§ What this task involves
Restate each of the lines below word for word and drop every picture.
-- Begin Supplied records --
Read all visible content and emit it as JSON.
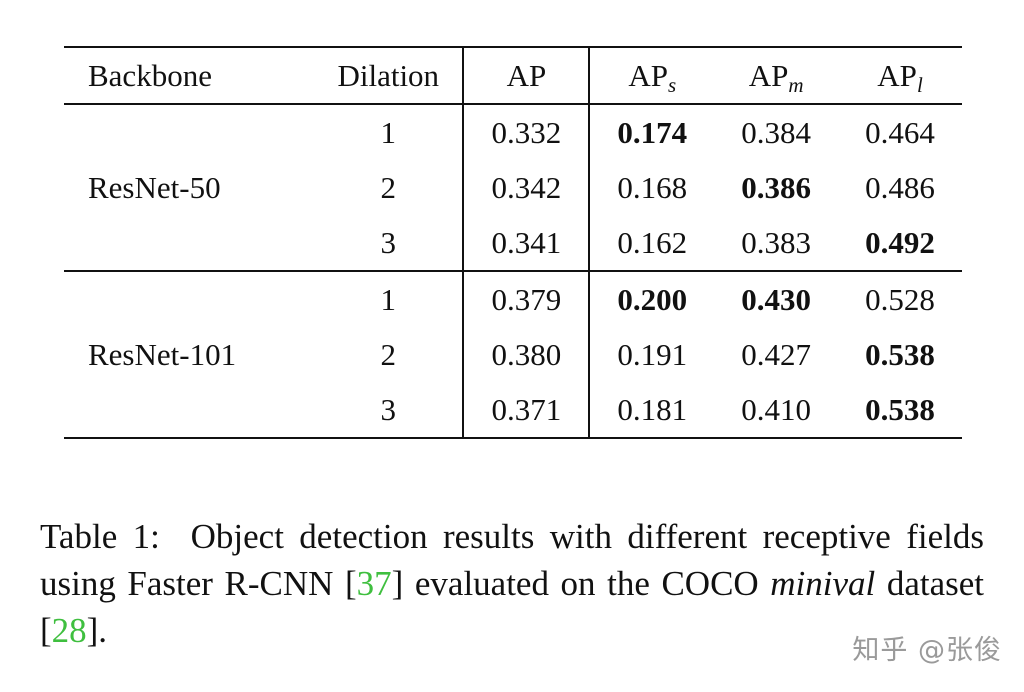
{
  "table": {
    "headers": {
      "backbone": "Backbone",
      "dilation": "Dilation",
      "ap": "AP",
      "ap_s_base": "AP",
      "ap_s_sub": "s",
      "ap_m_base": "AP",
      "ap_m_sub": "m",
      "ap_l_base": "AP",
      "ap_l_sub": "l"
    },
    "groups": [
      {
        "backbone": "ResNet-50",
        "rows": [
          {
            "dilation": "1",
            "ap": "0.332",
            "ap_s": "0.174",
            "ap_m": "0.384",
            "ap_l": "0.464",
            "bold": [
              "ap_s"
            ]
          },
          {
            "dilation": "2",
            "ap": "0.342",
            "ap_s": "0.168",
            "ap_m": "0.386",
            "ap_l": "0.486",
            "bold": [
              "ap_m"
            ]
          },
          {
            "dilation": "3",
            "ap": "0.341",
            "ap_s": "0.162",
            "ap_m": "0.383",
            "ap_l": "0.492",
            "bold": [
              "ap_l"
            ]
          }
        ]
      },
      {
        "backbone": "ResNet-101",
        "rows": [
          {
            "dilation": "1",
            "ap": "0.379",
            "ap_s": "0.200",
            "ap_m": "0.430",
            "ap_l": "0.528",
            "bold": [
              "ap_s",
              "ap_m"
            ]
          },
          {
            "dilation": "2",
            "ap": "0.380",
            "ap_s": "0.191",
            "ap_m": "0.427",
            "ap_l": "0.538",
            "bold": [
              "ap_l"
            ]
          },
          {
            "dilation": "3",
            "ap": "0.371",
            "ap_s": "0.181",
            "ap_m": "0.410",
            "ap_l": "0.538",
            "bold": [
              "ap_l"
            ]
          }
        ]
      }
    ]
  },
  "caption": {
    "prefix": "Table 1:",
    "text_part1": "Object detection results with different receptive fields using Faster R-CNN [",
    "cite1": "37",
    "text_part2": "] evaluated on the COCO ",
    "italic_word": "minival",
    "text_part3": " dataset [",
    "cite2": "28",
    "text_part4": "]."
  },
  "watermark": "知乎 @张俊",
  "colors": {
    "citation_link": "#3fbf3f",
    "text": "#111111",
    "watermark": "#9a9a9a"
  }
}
-- End Supplied records --
§ Solved problem
Read all visible content and emit it as JSON.
{
  "table": {
    "headers": {
      "backbone": "Backbone",
      "dilation": "Dilation",
      "ap": "AP",
      "ap_s_base": "AP",
      "ap_s_sub": "s",
      "ap_m_base": "AP",
      "ap_m_sub": "m",
      "ap_l_base": "AP",
      "ap_l_sub": "l"
    },
    "groups": [
      {
        "backbone": "ResNet-50",
        "rows": [
          {
            "dilation": "1",
            "ap": "0.332",
            "ap_s": "0.174",
            "ap_m": "0.384",
            "ap_l": "0.464",
            "bold": [
              "ap_s"
            ]
          },
          {
            "dilation": "2",
            "ap": "0.342",
            "ap_s": "0.168",
            "ap_m": "0.386",
            "ap_l": "0.486",
            "bold": [
              "ap_m"
            ]
          },
          {
            "dilation": "3",
            "ap": "0.341",
            "ap_s": "0.162",
            "ap_m": "0.383",
            "ap_l": "0.492",
            "bold": [
              "ap_l"
            ]
          }
        ]
      },
      {
        "backbone": "ResNet-101",
        "rows": [
          {
            "dilation": "1",
            "ap": "0.379",
            "ap_s": "0.200",
            "ap_m": "0.430",
            "ap_l": "0.528",
            "bold": [
              "ap_s",
              "ap_m"
            ]
          },
          {
            "dilation": "2",
            "ap": "0.380",
            "ap_s": "0.191",
            "ap_m": "0.427",
            "ap_l": "0.538",
            "bold": [
              "ap_l"
            ]
          },
          {
            "dilation": "3",
            "ap": "0.371",
            "ap_s": "0.181",
            "ap_m": "0.410",
            "ap_l": "0.538",
            "bold": [
              "ap_l"
            ]
          }
        ]
      }
    ]
  },
  "caption": {
    "prefix": "Table 1:",
    "text_part1": "Object detection results with different receptive fields using Faster R-CNN [",
    "cite1": "37",
    "text_part2": "] evaluated on the COCO ",
    "italic_word": "minival",
    "text_part3": " dataset [",
    "cite2": "28",
    "text_part4": "]."
  },
  "watermark": "知乎 @张俊",
  "colors": {
    "citation_link": "#3fbf3f",
    "text": "#111111",
    "watermark": "#9a9a9a"
  }
}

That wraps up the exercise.